**Página:**
En la gira de estudio que estamos verificando habíamos tenido conocimiento de que en algunos sitios se averiguaba de antemano la filiación política de maestros e inspectores, para repartir por iguales partes todos los puestos, y según el escalafón de servicios a una u otra causa política, creímos conveniente reaccionar contra esta curiosísima costumbre, pidiendo a los directores de educación...que tan solo los servicios a la causas de la educación y su devoción por ella se tuvieran en cuenta como factores determina tes en la escogencia que se hiciera. (Carrizosa, 1932, p. 19)

**Extracto de origen:**
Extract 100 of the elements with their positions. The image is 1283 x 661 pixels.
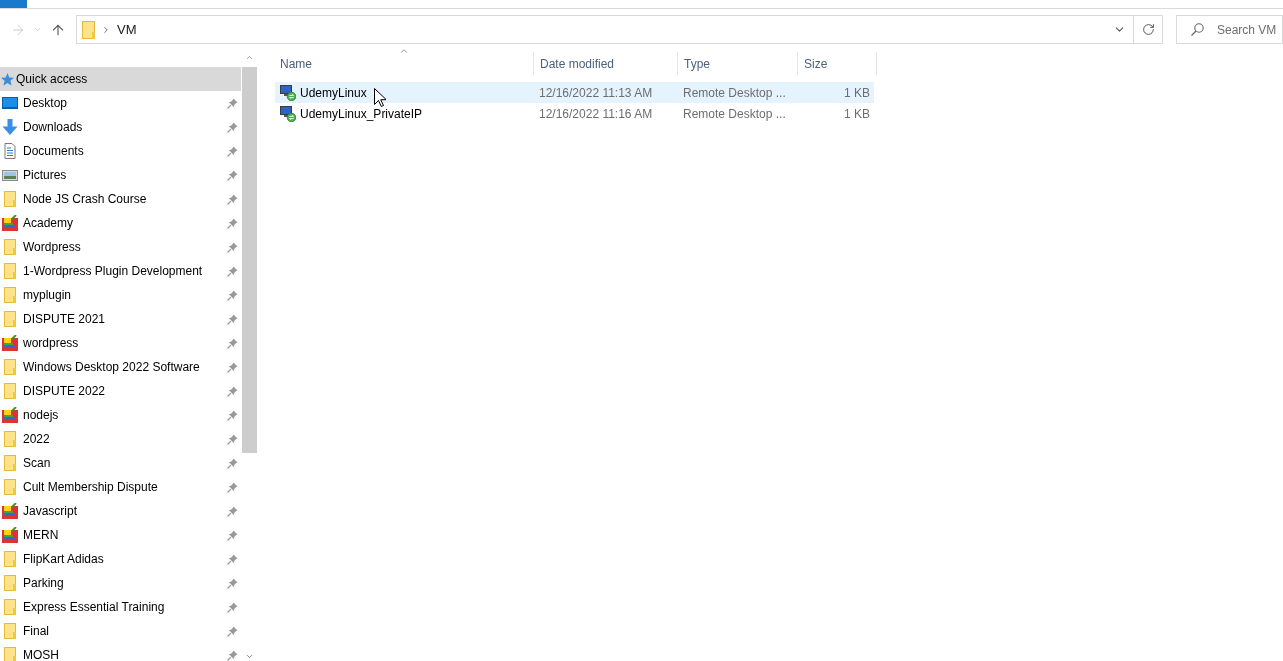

**Tu objetivo:** ¿Puedes reproducir literalmente el fragmento de la página que va desde "En la gira de" hasta "1932, p. 19)"?

**Respuesta:**
En la gira de estudio que estamos verificando habíamos tenido conocimiento de que en algunos sitios se averiguaba de antemano la filiación política de maestros e inspectores, para repartir por iguales partes todos los puestos, y según el escalafón de servicios a una u otra causa política, creímos conveniente reaccionar contra esta curiosísima costumbre, pidiendo a los directores de educación...que tan solo los servicios a la causas de la educación y su devoción por ella se tuvieran en cuenta como factores determina tes en la escogencia que se hiciera. (Carrizosa, 1932, p. 19)